Print out every line, exactly as written.
*** Records for this task ***
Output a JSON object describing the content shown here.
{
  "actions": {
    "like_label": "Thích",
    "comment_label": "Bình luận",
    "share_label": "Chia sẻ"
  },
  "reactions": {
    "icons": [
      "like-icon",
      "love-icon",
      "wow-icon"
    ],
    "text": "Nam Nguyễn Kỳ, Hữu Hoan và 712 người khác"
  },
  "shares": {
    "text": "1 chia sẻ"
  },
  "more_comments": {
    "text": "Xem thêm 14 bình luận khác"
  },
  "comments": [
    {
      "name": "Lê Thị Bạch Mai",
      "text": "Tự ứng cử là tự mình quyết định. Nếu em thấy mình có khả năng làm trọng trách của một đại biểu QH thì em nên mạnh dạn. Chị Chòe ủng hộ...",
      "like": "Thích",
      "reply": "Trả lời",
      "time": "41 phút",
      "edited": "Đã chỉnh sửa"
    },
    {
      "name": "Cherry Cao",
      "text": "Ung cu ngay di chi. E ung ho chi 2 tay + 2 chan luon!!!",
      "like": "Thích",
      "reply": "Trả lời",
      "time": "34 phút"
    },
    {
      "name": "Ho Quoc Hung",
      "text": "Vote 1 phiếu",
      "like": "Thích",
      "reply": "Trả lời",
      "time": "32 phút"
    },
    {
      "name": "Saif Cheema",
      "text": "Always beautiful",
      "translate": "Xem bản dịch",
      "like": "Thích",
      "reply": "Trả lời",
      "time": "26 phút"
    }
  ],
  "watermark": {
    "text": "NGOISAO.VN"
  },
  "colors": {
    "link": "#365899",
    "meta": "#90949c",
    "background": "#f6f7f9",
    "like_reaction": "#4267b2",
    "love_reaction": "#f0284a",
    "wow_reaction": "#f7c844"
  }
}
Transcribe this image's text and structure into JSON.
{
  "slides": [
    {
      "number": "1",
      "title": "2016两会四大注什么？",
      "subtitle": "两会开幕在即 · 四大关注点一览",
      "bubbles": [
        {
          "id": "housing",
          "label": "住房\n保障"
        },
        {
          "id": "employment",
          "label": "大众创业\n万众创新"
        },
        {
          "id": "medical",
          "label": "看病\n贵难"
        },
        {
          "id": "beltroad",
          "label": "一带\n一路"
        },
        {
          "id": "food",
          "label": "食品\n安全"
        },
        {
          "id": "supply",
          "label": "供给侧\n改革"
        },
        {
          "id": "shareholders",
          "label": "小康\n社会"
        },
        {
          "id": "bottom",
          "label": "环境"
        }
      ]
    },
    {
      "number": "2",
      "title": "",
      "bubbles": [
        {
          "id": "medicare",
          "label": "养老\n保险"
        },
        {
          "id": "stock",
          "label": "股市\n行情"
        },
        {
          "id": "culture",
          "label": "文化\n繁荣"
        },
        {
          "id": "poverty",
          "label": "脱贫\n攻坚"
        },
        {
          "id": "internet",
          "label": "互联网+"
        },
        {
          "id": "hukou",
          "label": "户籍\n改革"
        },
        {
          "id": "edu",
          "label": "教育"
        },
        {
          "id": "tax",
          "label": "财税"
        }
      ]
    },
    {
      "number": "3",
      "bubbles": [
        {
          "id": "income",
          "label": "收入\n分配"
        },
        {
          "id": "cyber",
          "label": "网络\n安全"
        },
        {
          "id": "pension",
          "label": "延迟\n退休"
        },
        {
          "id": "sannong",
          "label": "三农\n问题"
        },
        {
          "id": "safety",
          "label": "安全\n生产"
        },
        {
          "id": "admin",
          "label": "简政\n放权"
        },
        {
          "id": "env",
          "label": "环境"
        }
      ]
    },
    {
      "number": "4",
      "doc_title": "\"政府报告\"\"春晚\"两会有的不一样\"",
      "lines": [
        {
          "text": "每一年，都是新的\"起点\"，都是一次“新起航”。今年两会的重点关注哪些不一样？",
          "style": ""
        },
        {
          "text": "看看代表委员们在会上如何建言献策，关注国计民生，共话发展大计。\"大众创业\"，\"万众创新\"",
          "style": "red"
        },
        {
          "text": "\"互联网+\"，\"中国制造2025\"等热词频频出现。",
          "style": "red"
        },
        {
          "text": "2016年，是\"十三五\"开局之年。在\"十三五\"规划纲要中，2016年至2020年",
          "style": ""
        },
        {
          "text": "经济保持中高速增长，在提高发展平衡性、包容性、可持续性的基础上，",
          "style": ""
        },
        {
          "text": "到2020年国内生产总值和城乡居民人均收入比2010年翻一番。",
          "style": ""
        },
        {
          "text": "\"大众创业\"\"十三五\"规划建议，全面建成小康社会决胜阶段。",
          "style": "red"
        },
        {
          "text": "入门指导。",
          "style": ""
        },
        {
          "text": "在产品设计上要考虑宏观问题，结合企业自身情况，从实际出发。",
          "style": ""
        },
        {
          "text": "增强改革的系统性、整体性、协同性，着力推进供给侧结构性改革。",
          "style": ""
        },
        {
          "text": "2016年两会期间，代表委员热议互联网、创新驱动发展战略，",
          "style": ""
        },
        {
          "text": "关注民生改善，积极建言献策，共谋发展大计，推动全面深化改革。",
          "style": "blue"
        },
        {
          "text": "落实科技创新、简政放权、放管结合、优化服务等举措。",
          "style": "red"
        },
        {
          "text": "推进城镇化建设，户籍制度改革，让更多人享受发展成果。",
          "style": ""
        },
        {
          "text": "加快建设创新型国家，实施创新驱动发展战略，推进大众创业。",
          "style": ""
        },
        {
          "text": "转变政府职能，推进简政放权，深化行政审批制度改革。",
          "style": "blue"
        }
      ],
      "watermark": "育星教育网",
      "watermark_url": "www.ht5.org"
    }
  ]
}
***
Solution for this exercise
Output a JSON object describing the content shown here.
{
  "actions": {
    "like_label": "Thích",
    "comment_label": "Bình luận",
    "share_label": "Chia sẻ"
  },
  "reactions": {
    "icons": [
      "like-icon",
      "love-icon",
      "wow-icon"
    ],
    "text": "Nam Nguyễn Kỳ, Hữu Hoan và 712 người khác"
  },
  "shares": {
    "text": "1 chia sẻ"
  },
  "more_comments": {
    "text": "Xem thêm 14 bình luận khác"
  },
  "comments": [
    {
      "name": "Lê Thị Bạch Mai",
      "text": "Tự ứng cử là tự mình quyết định. Nếu em thấy mình có khả năng làm trọng trách của một đại biểu QH thì em nên mạnh dạn. Chị Chòe ủng hộ...",
      "like": "Thích",
      "reply": "Trả lời",
      "time": "41 phút",
      "edited": "Đã chỉnh sửa"
    },
    {
      "name": "Cherry Cao",
      "text": "Ung cu ngay di chi. E ung ho chi 2 tay + 2 chan luon!!!",
      "like": "Thích",
      "reply": "Trả lời",
      "time": "34 phút"
    },
    {
      "name": "Ho Quoc Hung",
      "text": "Vote 1 phiếu",
      "like": "Thích",
      "reply": "Trả lời",
      "time": "32 phút"
    },
    {
      "name": "Saif Cheema",
      "text": "Always beautiful",
      "translate": "Xem bản dịch",
      "like": "Thích",
      "reply": "Trả lời",
      "time": "26 phút"
    }
  ],
  "watermark": {
    "text": "NGOISAO.VN"
  },
  "colors": {
    "link": "#365899",
    "meta": "#90949c",
    "background": "#f6f7f9",
    "like_reaction": "#4267b2",
    "love_reaction": "#f0284a",
    "wow_reaction": "#f7c844"
  }
}
Transcribe this image's text and structure into JSON.
{
  "slides": [
    {
      "number": "1",
      "title": "2016两会四大注什么？",
      "subtitle": "两会开幕在即 · 四大关注点一览",
      "bubbles": [
        {
          "id": "housing",
          "label": "住房\n保障"
        },
        {
          "id": "employment",
          "label": "大众创业\n万众创新"
        },
        {
          "id": "medical",
          "label": "看病\n贵难"
        },
        {
          "id": "beltroad",
          "label": "一带\n一路"
        },
        {
          "id": "food",
          "label": "食品\n安全"
        },
        {
          "id": "supply",
          "label": "供给侧\n改革"
        },
        {
          "id": "shareholders",
          "label": "小康\n社会"
        },
        {
          "id": "bottom",
          "label": "环境"
        }
      ]
    },
    {
      "number": "2",
      "title": "",
      "bubbles": [
        {
          "id": "medicare",
          "label": "养老\n保险"
        },
        {
          "id": "stock",
          "label": "股市\n行情"
        },
        {
          "id": "culture",
          "label": "文化\n繁荣"
        },
        {
          "id": "poverty",
          "label": "脱贫\n攻坚"
        },
        {
          "id": "internet",
          "label": "互联网+"
        },
        {
          "id": "hukou",
          "label": "户籍\n改革"
        },
        {
          "id": "edu",
          "label": "教育"
        },
        {
          "id": "tax",
          "label": "财税"
        }
      ]
    },
    {
      "number": "3",
      "bubbles": [
        {
          "id": "income",
          "label": "收入\n分配"
        },
        {
          "id": "cyber",
          "label": "网络\n安全"
        },
        {
          "id": "pension",
          "label": "延迟\n退休"
        },
        {
          "id": "sannong",
          "label": "三农\n问题"
        },
        {
          "id": "safety",
          "label": "安全\n生产"
        },
        {
          "id": "admin",
          "label": "简政\n放权"
        },
        {
          "id": "env",
          "label": "环境"
        }
      ]
    },
    {
      "number": "4",
      "doc_title": "\"政府报告\"\"春晚\"两会有的不一样\"",
      "lines": [
        {
          "text": "每一年，都是新的\"起点\"，都是一次“新起航”。今年两会的重点关注哪些不一样？",
          "style": ""
        },
        {
          "text": "看看代表委员们在会上如何建言献策，关注国计民生，共话发展大计。\"大众创业\"，\"万众创新\"",
          "style": "red"
        },
        {
          "text": "\"互联网+\"，\"中国制造2025\"等热词频频出现。",
          "style": "red"
        },
        {
          "text": "2016年，是\"十三五\"开局之年。在\"十三五\"规划纲要中，2016年至2020年",
          "style": ""
        },
        {
          "text": "经济保持中高速增长，在提高发展平衡性、包容性、可持续性的基础上，",
          "style": ""
        },
        {
          "text": "到2020年国内生产总值和城乡居民人均收入比2010年翻一番。",
          "style": ""
        },
        {
          "text": "\"大众创业\"\"十三五\"规划建议，全面建成小康社会决胜阶段。",
          "style": "red"
        },
        {
          "text": "入门指导。",
          "style": ""
        },
        {
          "text": "在产品设计上要考虑宏观问题，结合企业自身情况，从实际出发。",
          "style": ""
        },
        {
          "text": "增强改革的系统性、整体性、协同性，着力推进供给侧结构性改革。",
          "style": ""
        },
        {
          "text": "2016年两会期间，代表委员热议互联网、创新驱动发展战略，",
          "style": ""
        },
        {
          "text": "关注民生改善，积极建言献策，共谋发展大计，推动全面深化改革。",
          "style": "blue"
        },
        {
          "text": "落实科技创新、简政放权、放管结合、优化服务等举措。",
          "style": "red"
        },
        {
          "text": "推进城镇化建设，户籍制度改革，让更多人享受发展成果。",
          "style": ""
        },
        {
          "text": "加快建设创新型国家，实施创新驱动发展战略，推进大众创业。",
          "style": ""
        },
        {
          "text": "转变政府职能，推进简政放权，深化行政审批制度改革。",
          "style": "blue"
        }
      ],
      "watermark": "育星教育网",
      "watermark_url": "www.ht5.org"
    }
  ]
}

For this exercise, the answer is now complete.